Given request: Lines that contain the string "STELIB" are to be copied; leave out all others.

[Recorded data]
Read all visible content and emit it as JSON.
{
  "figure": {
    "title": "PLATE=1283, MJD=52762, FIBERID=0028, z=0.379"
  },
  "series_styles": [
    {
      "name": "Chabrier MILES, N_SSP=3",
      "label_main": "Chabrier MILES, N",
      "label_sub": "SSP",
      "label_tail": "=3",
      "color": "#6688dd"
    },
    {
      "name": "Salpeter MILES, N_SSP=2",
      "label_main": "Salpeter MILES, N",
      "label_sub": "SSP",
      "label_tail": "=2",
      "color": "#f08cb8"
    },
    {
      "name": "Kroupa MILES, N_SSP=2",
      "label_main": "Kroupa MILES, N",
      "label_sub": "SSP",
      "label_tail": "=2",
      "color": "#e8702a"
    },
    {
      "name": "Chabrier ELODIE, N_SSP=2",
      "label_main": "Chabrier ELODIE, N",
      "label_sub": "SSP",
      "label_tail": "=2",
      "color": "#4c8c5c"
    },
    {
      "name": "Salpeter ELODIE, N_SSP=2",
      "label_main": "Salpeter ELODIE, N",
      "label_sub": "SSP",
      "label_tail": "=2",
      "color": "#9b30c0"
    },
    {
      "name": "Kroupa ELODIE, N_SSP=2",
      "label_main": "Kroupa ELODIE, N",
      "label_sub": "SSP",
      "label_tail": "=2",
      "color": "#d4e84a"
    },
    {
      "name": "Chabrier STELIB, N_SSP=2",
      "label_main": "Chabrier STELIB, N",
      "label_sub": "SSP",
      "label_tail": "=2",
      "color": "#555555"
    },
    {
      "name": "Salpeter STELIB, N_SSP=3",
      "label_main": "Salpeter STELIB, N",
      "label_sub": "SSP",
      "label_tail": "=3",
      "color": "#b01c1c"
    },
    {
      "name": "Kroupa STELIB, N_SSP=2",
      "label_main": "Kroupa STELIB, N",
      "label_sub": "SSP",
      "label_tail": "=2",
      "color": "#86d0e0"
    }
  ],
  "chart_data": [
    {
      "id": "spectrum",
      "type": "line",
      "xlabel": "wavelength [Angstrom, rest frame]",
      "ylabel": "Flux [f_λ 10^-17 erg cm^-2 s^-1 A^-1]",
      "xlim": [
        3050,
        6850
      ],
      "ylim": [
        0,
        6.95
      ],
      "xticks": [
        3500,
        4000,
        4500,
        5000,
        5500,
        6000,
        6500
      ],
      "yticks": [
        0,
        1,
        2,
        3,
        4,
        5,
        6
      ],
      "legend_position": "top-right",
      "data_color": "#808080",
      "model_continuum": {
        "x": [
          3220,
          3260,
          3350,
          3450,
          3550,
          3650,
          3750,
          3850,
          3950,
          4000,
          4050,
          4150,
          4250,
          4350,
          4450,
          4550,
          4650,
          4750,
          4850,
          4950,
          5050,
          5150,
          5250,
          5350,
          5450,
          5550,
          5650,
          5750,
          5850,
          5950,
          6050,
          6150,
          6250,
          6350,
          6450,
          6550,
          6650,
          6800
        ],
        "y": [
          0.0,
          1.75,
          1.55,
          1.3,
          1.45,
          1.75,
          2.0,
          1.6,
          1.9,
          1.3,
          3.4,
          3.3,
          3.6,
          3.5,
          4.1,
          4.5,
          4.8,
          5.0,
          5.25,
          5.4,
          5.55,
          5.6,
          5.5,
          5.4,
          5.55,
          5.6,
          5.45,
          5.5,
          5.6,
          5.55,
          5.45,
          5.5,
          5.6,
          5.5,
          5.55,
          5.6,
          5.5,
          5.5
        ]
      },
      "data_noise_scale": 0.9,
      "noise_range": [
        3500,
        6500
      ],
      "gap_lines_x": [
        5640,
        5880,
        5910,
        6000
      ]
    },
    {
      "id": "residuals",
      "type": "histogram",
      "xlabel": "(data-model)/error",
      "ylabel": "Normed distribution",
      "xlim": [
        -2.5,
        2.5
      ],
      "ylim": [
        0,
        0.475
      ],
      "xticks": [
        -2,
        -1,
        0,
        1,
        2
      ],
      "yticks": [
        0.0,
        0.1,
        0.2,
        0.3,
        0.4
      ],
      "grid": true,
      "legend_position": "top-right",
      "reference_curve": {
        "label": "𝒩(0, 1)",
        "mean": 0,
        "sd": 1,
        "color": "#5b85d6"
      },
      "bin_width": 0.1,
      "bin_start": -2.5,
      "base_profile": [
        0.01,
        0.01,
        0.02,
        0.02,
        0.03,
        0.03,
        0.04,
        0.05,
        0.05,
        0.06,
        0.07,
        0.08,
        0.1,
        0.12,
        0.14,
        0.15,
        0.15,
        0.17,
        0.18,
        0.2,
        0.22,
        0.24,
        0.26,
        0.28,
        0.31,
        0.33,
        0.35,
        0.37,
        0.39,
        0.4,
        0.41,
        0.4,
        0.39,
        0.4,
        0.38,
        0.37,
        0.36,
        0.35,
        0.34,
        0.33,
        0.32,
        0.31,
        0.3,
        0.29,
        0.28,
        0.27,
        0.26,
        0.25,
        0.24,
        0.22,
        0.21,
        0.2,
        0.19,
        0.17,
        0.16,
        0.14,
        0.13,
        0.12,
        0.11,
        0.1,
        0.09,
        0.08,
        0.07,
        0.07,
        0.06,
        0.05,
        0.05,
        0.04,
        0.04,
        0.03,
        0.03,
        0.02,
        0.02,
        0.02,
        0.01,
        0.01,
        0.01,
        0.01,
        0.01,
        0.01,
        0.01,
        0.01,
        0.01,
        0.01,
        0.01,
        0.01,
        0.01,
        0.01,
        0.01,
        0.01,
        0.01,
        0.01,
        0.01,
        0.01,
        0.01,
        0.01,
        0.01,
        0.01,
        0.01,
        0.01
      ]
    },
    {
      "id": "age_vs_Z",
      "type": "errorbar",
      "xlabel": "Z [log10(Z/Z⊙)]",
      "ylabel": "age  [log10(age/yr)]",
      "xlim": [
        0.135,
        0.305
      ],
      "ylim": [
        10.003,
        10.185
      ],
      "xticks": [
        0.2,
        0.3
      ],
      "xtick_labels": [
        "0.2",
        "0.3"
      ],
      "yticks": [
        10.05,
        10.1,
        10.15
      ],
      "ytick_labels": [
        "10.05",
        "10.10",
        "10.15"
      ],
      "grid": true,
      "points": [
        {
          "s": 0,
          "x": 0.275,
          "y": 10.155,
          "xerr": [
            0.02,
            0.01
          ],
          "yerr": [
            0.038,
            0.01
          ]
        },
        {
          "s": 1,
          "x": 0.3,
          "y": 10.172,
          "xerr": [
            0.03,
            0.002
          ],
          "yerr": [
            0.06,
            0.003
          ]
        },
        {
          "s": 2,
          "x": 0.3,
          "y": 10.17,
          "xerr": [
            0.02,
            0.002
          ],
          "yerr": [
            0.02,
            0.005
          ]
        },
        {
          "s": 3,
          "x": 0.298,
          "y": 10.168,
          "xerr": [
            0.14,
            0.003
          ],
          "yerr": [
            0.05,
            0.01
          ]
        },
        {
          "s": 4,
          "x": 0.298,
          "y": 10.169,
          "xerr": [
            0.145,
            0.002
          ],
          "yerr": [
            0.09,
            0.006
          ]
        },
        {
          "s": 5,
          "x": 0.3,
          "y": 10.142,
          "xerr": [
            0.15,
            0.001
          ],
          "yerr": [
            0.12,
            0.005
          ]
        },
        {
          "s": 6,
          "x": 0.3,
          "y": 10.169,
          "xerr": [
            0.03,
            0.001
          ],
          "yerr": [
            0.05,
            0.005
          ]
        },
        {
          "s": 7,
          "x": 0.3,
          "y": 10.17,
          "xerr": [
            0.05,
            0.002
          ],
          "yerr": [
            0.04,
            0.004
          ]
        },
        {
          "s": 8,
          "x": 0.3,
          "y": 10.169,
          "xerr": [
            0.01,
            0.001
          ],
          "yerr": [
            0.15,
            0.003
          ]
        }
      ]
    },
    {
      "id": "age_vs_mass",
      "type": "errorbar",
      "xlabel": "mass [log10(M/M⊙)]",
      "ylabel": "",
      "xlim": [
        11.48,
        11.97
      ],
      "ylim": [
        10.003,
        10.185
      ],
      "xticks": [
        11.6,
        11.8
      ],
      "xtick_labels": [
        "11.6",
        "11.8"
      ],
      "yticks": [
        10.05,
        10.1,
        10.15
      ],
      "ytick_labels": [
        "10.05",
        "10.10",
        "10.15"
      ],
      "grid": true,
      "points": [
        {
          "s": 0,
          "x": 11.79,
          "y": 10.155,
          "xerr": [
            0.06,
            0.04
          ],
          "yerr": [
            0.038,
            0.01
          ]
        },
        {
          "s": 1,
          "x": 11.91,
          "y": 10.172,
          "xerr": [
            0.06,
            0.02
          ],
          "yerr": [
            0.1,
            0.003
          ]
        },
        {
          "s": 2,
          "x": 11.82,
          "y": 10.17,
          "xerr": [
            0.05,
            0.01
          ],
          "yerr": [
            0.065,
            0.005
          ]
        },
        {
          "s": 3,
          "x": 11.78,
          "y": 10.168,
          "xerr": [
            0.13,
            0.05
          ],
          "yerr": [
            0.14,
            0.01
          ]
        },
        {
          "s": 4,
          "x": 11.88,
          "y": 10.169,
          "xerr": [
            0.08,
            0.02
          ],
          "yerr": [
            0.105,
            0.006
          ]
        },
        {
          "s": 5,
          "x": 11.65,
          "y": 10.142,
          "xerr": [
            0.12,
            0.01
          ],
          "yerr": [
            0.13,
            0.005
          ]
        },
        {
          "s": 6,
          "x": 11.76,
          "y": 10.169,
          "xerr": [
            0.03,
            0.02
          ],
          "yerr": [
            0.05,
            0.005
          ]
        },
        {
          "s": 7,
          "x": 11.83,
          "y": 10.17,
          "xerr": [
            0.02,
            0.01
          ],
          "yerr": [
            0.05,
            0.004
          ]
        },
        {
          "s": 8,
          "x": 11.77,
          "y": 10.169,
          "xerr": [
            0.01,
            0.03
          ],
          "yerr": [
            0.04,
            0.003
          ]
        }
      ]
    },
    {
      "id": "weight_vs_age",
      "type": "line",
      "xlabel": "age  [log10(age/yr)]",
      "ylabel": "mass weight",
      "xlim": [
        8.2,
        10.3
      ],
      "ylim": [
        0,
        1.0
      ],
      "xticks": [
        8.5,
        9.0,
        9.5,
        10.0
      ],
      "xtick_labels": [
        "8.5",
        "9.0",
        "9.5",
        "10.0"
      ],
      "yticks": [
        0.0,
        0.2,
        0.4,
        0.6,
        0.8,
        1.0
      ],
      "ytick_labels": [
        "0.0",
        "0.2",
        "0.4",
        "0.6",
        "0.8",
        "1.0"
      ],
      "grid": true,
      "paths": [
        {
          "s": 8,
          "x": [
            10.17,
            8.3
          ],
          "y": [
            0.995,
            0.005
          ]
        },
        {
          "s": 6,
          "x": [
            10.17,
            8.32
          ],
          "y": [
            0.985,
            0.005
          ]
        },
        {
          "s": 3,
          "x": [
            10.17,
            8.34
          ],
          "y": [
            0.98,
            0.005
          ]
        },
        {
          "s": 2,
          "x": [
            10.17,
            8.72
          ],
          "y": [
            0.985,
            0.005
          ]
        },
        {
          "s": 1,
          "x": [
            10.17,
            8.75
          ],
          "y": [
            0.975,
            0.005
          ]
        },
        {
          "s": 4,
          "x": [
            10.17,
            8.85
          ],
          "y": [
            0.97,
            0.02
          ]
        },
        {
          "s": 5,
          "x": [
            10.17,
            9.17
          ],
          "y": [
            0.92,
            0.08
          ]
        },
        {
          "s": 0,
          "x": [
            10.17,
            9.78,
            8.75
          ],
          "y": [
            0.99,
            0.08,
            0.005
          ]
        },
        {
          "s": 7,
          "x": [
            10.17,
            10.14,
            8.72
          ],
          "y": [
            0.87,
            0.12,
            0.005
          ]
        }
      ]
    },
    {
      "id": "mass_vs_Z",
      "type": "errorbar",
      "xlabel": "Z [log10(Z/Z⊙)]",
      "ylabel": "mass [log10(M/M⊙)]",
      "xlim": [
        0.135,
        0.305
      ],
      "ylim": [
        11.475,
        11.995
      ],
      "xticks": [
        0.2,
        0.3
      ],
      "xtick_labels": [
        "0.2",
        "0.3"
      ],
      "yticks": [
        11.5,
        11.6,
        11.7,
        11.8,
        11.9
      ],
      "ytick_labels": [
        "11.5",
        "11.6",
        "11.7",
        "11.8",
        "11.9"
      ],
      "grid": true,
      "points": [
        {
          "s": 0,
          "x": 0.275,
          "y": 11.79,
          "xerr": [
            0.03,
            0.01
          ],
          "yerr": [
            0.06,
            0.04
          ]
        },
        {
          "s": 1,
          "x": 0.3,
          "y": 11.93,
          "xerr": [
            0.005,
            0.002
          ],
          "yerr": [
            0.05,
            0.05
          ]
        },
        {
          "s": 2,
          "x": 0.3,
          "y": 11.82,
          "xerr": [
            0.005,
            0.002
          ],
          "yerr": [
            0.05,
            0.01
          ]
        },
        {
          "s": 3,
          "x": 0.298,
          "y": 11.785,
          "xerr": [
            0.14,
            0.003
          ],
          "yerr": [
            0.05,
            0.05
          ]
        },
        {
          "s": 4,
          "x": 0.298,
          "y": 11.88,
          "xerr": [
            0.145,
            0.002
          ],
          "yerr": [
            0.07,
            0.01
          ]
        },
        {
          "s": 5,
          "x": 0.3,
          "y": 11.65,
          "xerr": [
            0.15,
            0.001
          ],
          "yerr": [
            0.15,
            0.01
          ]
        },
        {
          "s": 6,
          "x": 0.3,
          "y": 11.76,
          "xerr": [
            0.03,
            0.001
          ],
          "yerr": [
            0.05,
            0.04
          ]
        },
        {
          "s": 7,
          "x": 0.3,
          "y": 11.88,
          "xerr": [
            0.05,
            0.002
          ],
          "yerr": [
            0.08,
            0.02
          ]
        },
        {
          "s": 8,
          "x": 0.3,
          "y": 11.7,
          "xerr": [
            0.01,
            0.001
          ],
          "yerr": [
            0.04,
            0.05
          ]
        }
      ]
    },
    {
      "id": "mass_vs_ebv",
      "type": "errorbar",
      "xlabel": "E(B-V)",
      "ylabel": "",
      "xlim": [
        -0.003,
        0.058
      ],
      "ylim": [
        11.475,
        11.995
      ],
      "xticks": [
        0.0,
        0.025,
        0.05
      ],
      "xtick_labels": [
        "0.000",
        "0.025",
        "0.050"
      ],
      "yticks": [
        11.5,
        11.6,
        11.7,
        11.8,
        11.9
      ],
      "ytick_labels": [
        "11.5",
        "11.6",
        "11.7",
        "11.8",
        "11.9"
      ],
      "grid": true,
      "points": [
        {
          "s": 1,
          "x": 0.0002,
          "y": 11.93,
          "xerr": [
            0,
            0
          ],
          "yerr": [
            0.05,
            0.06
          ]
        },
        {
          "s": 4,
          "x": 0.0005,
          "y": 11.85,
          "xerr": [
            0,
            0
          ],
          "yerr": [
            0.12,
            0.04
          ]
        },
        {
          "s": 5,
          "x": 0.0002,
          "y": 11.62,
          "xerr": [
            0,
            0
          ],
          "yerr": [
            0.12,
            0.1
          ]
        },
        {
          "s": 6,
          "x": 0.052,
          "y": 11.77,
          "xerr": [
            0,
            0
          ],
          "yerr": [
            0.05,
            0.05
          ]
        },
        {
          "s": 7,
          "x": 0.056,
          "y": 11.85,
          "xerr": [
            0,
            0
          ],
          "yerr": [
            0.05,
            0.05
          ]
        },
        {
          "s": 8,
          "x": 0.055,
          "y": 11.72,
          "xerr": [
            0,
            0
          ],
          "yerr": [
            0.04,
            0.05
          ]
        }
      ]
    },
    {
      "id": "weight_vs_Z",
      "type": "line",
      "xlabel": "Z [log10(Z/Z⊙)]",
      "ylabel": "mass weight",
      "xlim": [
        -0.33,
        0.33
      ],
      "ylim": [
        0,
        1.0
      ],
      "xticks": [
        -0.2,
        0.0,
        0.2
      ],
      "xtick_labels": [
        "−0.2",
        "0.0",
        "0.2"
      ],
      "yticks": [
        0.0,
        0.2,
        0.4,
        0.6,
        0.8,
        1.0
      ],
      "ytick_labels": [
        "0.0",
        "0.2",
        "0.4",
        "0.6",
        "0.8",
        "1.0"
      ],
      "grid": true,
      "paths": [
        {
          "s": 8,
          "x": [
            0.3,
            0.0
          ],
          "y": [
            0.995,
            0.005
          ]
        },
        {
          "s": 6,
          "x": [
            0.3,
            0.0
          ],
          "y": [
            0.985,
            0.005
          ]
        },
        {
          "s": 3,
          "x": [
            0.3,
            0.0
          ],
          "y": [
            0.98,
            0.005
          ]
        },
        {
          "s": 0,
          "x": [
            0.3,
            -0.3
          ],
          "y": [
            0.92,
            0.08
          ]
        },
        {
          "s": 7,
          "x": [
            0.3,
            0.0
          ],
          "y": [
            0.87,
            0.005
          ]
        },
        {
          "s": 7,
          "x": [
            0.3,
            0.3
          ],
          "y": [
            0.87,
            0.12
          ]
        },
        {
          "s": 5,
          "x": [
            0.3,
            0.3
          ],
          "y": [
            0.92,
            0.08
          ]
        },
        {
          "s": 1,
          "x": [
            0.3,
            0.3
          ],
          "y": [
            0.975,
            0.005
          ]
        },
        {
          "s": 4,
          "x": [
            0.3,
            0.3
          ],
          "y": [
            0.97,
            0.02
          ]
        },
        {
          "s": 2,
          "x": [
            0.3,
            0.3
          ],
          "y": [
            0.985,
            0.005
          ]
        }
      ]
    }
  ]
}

In response:
      "name": "Chabrier STELIB, N_SSP=2",
      "label_main": "Chabrier STELIB, N",
      "name": "Salpeter STELIB, N_SSP=3",
      "label_main": "Salpeter STELIB, N",
      "name": "Kroupa STELIB, N_SSP=2",
      "label_main": "Kroupa STELIB, N",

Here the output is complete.